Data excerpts
──────

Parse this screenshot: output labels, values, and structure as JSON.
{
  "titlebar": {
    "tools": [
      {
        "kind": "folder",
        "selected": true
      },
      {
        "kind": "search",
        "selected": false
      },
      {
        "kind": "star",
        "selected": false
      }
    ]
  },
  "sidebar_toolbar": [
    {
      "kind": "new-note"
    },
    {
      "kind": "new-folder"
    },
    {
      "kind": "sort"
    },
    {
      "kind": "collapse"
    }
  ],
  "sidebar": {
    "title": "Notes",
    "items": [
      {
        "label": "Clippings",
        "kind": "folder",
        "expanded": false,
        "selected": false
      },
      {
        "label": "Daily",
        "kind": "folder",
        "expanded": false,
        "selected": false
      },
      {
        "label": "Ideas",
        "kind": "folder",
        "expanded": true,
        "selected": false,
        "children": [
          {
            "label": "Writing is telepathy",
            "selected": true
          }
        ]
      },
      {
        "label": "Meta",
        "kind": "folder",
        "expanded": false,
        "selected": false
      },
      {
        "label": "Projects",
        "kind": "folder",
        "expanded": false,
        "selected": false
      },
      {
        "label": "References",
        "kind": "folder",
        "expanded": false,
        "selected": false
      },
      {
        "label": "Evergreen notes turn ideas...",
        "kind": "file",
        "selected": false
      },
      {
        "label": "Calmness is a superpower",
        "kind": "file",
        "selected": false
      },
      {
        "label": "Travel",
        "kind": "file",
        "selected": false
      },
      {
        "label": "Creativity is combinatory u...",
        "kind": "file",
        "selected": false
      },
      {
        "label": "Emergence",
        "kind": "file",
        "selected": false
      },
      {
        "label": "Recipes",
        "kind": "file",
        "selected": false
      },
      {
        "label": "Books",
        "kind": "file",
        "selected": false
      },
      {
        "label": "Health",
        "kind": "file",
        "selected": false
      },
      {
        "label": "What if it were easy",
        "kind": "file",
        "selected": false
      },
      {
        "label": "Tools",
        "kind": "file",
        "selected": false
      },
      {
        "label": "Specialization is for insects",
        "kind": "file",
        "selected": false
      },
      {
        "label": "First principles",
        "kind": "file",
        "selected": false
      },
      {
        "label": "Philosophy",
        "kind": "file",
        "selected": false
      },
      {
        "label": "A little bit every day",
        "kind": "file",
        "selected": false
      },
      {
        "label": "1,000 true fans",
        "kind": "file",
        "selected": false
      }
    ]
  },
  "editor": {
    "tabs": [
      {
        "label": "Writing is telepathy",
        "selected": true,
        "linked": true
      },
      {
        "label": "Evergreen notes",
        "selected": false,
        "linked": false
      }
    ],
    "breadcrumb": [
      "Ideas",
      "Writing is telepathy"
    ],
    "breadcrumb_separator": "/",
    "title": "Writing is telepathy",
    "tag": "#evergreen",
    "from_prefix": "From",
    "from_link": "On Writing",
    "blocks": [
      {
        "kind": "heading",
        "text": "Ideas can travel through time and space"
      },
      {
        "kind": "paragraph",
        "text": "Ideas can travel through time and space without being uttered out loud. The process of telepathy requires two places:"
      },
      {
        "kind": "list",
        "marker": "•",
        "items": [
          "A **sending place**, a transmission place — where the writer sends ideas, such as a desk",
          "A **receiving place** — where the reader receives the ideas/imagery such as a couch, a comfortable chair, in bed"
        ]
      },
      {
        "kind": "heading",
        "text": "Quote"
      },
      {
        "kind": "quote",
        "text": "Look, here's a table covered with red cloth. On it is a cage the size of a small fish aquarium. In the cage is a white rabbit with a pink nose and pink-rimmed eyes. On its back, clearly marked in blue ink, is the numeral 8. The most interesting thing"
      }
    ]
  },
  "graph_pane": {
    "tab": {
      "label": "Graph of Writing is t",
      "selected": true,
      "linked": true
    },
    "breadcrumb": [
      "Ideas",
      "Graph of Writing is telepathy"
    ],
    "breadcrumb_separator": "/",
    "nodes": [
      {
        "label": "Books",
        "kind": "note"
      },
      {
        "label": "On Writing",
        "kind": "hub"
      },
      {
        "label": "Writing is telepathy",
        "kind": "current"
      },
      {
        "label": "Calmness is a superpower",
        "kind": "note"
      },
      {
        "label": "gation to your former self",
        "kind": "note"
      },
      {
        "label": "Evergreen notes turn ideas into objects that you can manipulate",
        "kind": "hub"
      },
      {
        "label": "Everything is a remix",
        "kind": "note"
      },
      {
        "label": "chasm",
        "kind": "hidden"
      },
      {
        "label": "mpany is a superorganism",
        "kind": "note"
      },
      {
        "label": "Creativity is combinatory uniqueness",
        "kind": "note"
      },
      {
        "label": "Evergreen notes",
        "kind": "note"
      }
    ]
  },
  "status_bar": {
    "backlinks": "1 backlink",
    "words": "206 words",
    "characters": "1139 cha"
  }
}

──────

__Aim__:
Read the data above. Pull out each line in which the string "through" appears.

__Solution below__:
        "text": "Ideas can travel through time and space"
        "text": "Ideas can travel through time and space without being uttered out loud. The process of telepathy requires two places:"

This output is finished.